Spatial layout data
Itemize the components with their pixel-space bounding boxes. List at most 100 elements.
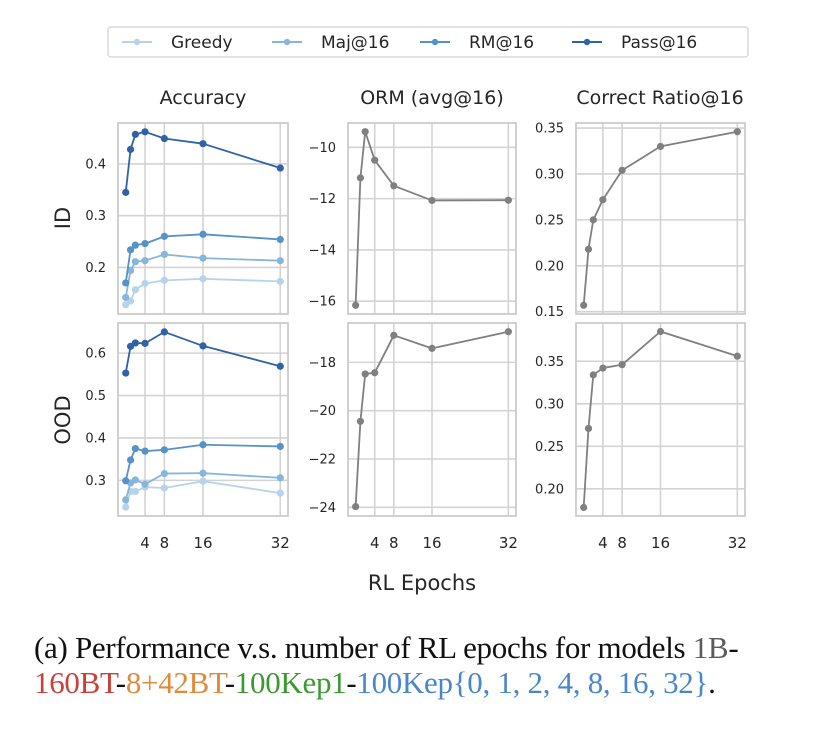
col-title-accuracy: Accuracy [160,87,247,109]
y-tick-label: 0.5 [85,389,106,404]
data-point [141,279,149,288]
data-point [160,232,168,240]
data-point [160,276,168,284]
data-point [589,216,597,224]
data-point [276,362,284,370]
series-correct-ratio [580,128,741,309]
y-tick-label: 0.3 [85,209,106,224]
series-greedy [122,275,284,309]
y-tick-label: −10 [309,141,336,156]
panel-accuracy-ood: 0.3 0.4 0.5 0.6 4 8 16 32 [85,322,290,552]
data-point [618,361,626,369]
data-point [584,424,593,433]
data-point [276,235,284,244]
data-point [141,128,149,136]
axes-frame [117,122,289,315]
data-point [352,502,360,511]
data-point [122,369,130,377]
legend-marker [283,38,291,46]
data-point [199,477,207,485]
data-point [199,230,207,238]
series-orm [352,128,512,309]
data-point [141,480,149,488]
data-point [141,257,149,265]
y-tick-label: 0.30 [535,397,564,412]
series-maj-16 [122,250,284,302]
data-point [122,293,130,302]
caption-segment: - [115,665,126,700]
caption-segment: . [708,665,716,700]
series-correct-ratio [580,327,741,512]
legend-label: Maj@16 [321,33,389,53]
data-point [618,166,626,174]
data-point [733,128,741,136]
x-tick-label: 16 [651,534,670,552]
data-point [276,277,284,285]
legend-label: Greedy [171,33,233,53]
data-point [126,456,135,464]
data-point [733,352,741,360]
y-tick-label: 0.15 [535,305,564,320]
data-point [126,266,135,275]
data-point [584,245,593,253]
series-rm-16 [122,230,284,287]
data-point [656,142,665,151]
data-point [131,444,139,453]
figure: Greedy Maj@16 RM@16 Pass@16 Accuracy ORM (a… [51,26,749,595]
data-point [361,370,369,378]
data-point [580,503,588,512]
legend-marker [583,38,591,46]
y-tick-label: 0.30 [535,167,564,182]
data-point [199,441,207,449]
x-tick-label: 32 [271,534,290,552]
data-point [160,328,168,336]
row-label-id: ID [51,207,75,229]
y-tick-label: 0.6 [85,347,106,362]
data-point [141,240,149,248]
caption-segment: (a) Performance v.s. number of RL epochs… [34,630,693,665]
legend-entry-greedy: Greedy [122,33,233,53]
data-point [199,342,207,350]
legend-entry-maj-16: Maj@16 [272,33,389,53]
figure-caption: (a) Performance v.s. number of RL epochs… [34,630,794,700]
data-point [160,134,168,143]
col-title-correct-ratio: Correct Ratio@16 [576,87,743,109]
caption-segment: 8+42BT [125,665,225,700]
data-point [580,301,588,309]
data-point [122,188,130,196]
y-tick-label: 0.25 [535,213,564,228]
data-point [276,442,284,451]
data-point [131,241,139,249]
x-tick-label: 4 [370,534,380,552]
y-tick-label: −22 [309,452,336,467]
y-tick-label: 0.20 [535,482,564,497]
col-title-orm: ORM (avg@16) [360,87,504,109]
x-tick-label: 16 [193,534,212,552]
data-point [371,156,379,164]
x-axis-label: RL Epochs [368,571,476,595]
row-label-ood: OOD [51,395,75,444]
data-point [131,487,139,495]
x-tick-label: 16 [422,534,441,552]
data-point [276,257,284,265]
caption-segment: 1B [692,630,729,665]
y-tick-label: −14 [309,243,336,258]
panel-orm-id: −16 −14 −12 −10 [309,122,517,315]
x-tick-label: 32 [728,534,747,552]
y-tick-label: 0.3 [85,474,106,489]
y-tick-label: 0.2 [85,261,106,276]
y-tick-label: 0.35 [535,355,564,370]
legend-entry-rm-16: RM@16 [420,33,534,53]
caption-segment: - [728,630,739,665]
axes-frame [347,322,517,517]
y-tick-label: −24 [309,501,336,516]
caption-segment: 100Kep{0, 1, 2, 4, 8, 16, 32} [356,665,709,700]
data-point [356,174,365,182]
data-point [656,327,665,336]
data-point [371,369,379,377]
caption-segment: 100Kep1 [234,665,347,700]
data-point [428,344,436,352]
panel-accuracy-id: 0.2 0.3 0.4 [85,122,289,315]
data-point [160,469,168,478]
legend-label: RM@16 [469,33,534,53]
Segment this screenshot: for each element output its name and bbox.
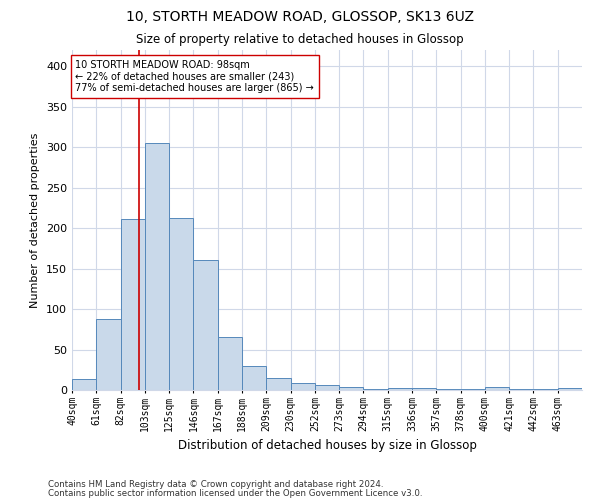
Bar [169,218,193,390]
Bar [533,389,558,390]
Bar [436,389,461,390]
Bar [96,319,121,390]
X-axis label: Distribution of detached houses by size in Glossop: Distribution of detached houses by size … [178,439,476,452]
Bar [485,387,509,390]
Bar [290,382,315,390]
Bar [242,366,266,390]
Bar [412,388,436,390]
Bar [145,143,169,390]
Bar [339,387,364,390]
Bar [461,389,485,390]
Text: 10, STORTH MEADOW ROAD, GLOSSOP, SK13 6UZ: 10, STORTH MEADOW ROAD, GLOSSOP, SK13 6U… [126,10,474,24]
Bar [364,389,388,390]
Bar [558,388,582,390]
Text: Contains public sector information licensed under the Open Government Licence v3: Contains public sector information licen… [48,489,422,498]
Bar [218,338,242,390]
Bar [509,389,533,390]
Text: Size of property relative to detached houses in Glossop: Size of property relative to detached ho… [136,32,464,46]
Bar [193,260,218,390]
Bar [121,219,145,390]
Bar [266,378,290,390]
Text: 10 STORTH MEADOW ROAD: 98sqm
← 22% of detached houses are smaller (243)
77% of s: 10 STORTH MEADOW ROAD: 98sqm ← 22% of de… [76,60,314,93]
Y-axis label: Number of detached properties: Number of detached properties [31,132,40,308]
Bar [315,385,339,390]
Bar [72,378,96,390]
Bar [388,388,412,390]
Text: Contains HM Land Registry data © Crown copyright and database right 2024.: Contains HM Land Registry data © Crown c… [48,480,383,489]
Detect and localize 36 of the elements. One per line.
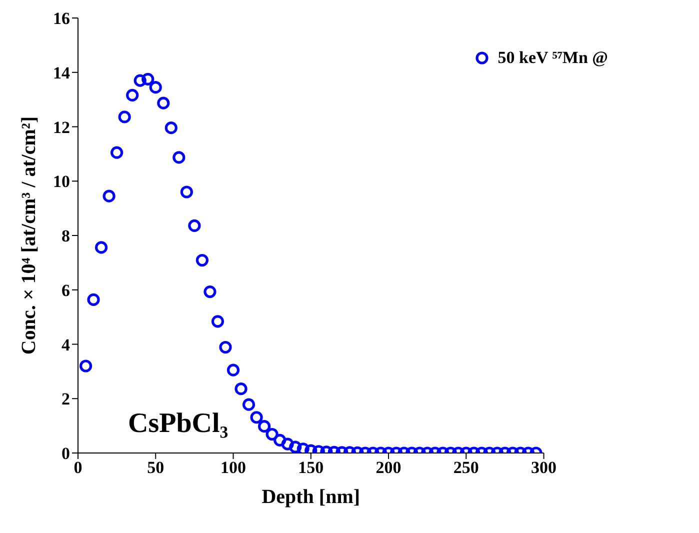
point xyxy=(87,293,100,306)
x-tick-label: 100 xyxy=(220,458,246,478)
point xyxy=(126,88,139,102)
x-tick-label: 0 xyxy=(74,458,82,478)
x-tick-label: 150 xyxy=(298,458,324,478)
point xyxy=(188,219,201,232)
x-tick-label: 50 xyxy=(147,458,164,478)
point xyxy=(196,254,209,267)
x-tick-label: 200 xyxy=(376,458,402,478)
point xyxy=(180,186,193,198)
x-axis-title: Depth [nm] xyxy=(262,486,360,508)
point xyxy=(118,110,131,124)
point xyxy=(94,241,108,254)
point xyxy=(142,72,154,86)
x-tick-label: 300 xyxy=(531,458,557,478)
point xyxy=(164,122,178,134)
y-tick-label: 10 xyxy=(53,172,70,192)
point xyxy=(110,146,124,159)
y-tick-label: 12 xyxy=(53,118,70,137)
y-tick-label: 4 xyxy=(62,335,70,354)
y-tick-label: 6 xyxy=(62,280,70,300)
y-axis-title: Conc. × 10⁴ [at/cm³ / at/cm²] xyxy=(18,116,40,355)
point xyxy=(172,151,186,164)
point xyxy=(102,190,116,202)
point xyxy=(149,81,162,94)
point xyxy=(204,285,216,298)
point xyxy=(157,96,170,110)
y-tick-label: 14 xyxy=(53,63,70,82)
y-tick-label: 0 xyxy=(62,444,70,464)
legend-label: 50 keV ⁵⁷Mn @ xyxy=(498,48,608,68)
x-tick-label: 250 xyxy=(453,458,479,478)
y-tick-label: 8 xyxy=(62,226,70,246)
annotation: CsPbCl₃ xyxy=(128,408,228,440)
y-tick-label: 16 xyxy=(53,9,70,28)
y-tick-label: 2 xyxy=(62,390,70,409)
point xyxy=(134,74,146,87)
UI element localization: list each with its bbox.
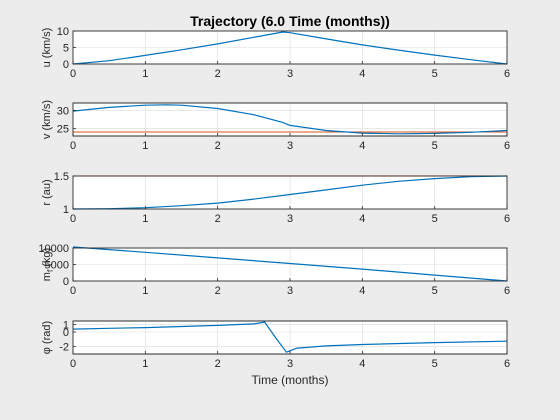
- y-axis-label: φ (rad): [41, 321, 53, 354]
- x-tick-label: 2: [215, 358, 221, 370]
- x-tick-label: 0: [70, 68, 76, 80]
- x-tick-label: 4: [359, 285, 365, 297]
- x-tick-label: 5: [432, 285, 438, 297]
- y-axis-label: mf (kg): [41, 248, 55, 281]
- x-axis-label: Time (months): [252, 373, 329, 387]
- x-tick-label: 2: [215, 68, 221, 80]
- subplot-2: 0 1 2 3 4 5 6 25 30 v (km/s): [41, 100, 510, 152]
- x-tick-label: 4: [359, 358, 365, 370]
- x-tick-label: 3: [287, 140, 293, 152]
- x-tick-label: 2: [215, 285, 221, 297]
- x-tick-label: 2: [215, 213, 221, 225]
- x-tick-label: 4: [359, 68, 365, 80]
- x-tick-label: 0: [70, 285, 76, 297]
- x-tick-label: 6: [504, 358, 510, 370]
- x-tick-label: 6: [504, 285, 510, 297]
- x-tick-label: 4: [359, 140, 365, 152]
- x-tick-label: 1: [142, 68, 148, 80]
- y-axis-label: r (au): [41, 179, 53, 205]
- x-tick-label: 1: [142, 213, 148, 225]
- y-axis-label: u (km/s): [41, 28, 53, 68]
- x-tick-label: 1: [142, 358, 148, 370]
- figure-title: Trajectory (6.0 Time (months)): [190, 13, 390, 29]
- y-tick-label: 0: [63, 276, 69, 288]
- series-line: [72, 246, 508, 282]
- x-tick-label: 1: [142, 285, 148, 297]
- x-tick-label: 3: [287, 68, 293, 80]
- x-tick-label: 5: [432, 140, 438, 152]
- x-tick-label: 0: [70, 213, 76, 225]
- series-line: [72, 31, 508, 65]
- y-tick-label: -2: [59, 342, 69, 354]
- x-tick-label: 3: [287, 358, 293, 370]
- y-tick-label: 1: [63, 320, 69, 332]
- y-tick-label: 30: [57, 105, 69, 117]
- y-tick-label: 5000: [45, 260, 69, 272]
- y-tick-label: 25: [57, 124, 69, 136]
- series-line: [72, 104, 508, 135]
- x-tick-label: 5: [432, 358, 438, 370]
- x-tick-label: 5: [432, 68, 438, 80]
- x-tick-label: 4: [359, 213, 365, 225]
- x-tick-label: 3: [287, 213, 293, 225]
- y-axis-label: v (km/s): [41, 100, 53, 139]
- x-tick-label: 5: [432, 213, 438, 225]
- x-tick-label: 0: [70, 140, 76, 152]
- y-tick-label: 0: [63, 59, 69, 71]
- y-tick-label: 5: [63, 43, 69, 55]
- y-tick-label: 0: [63, 327, 69, 339]
- y-tick-label: 10: [57, 26, 69, 38]
- x-tick-label: 0: [70, 358, 76, 370]
- x-tick-label: 6: [504, 140, 510, 152]
- x-tick-label: 3: [287, 285, 293, 297]
- x-tick-label: 6: [504, 68, 510, 80]
- subplot-1: 0 1 2 3 4 5 6 0 5 10 u (km/s): [41, 26, 510, 80]
- subplot-3: 0 1 2 3 4 5 611.5r (au): [41, 171, 510, 225]
- x-tick-label: 6: [504, 213, 510, 225]
- y-tick-label: 10000: [38, 243, 69, 255]
- series-line: [72, 321, 508, 353]
- y-tick-label: 1: [63, 204, 69, 216]
- y-tick-label: 1.5: [54, 171, 69, 183]
- x-tick-label: 1: [142, 140, 148, 152]
- x-tick-label: 2: [215, 140, 221, 152]
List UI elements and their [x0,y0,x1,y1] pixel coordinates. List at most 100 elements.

* [Exercise prompt]
Repeat word for word the lines from the one containing "- y-axis-label: φ (rad): [41, 321, 53, 354]" through the one containing "- y-axis-label: mf (kg): [41, 248, 55, 281]", including both of those lines.

* [Final result]
- y-axis-label: φ (rad): [41, 321, 53, 354]
- x-tick-label: 2: [215, 358, 221, 370]
- x-tick-label: 0: [70, 68, 76, 80]
- x-tick-label: 4: [359, 285, 365, 297]
- x-tick-label: 5: [432, 285, 438, 297]
- y-axis-label: mf (kg): [41, 248, 55, 281]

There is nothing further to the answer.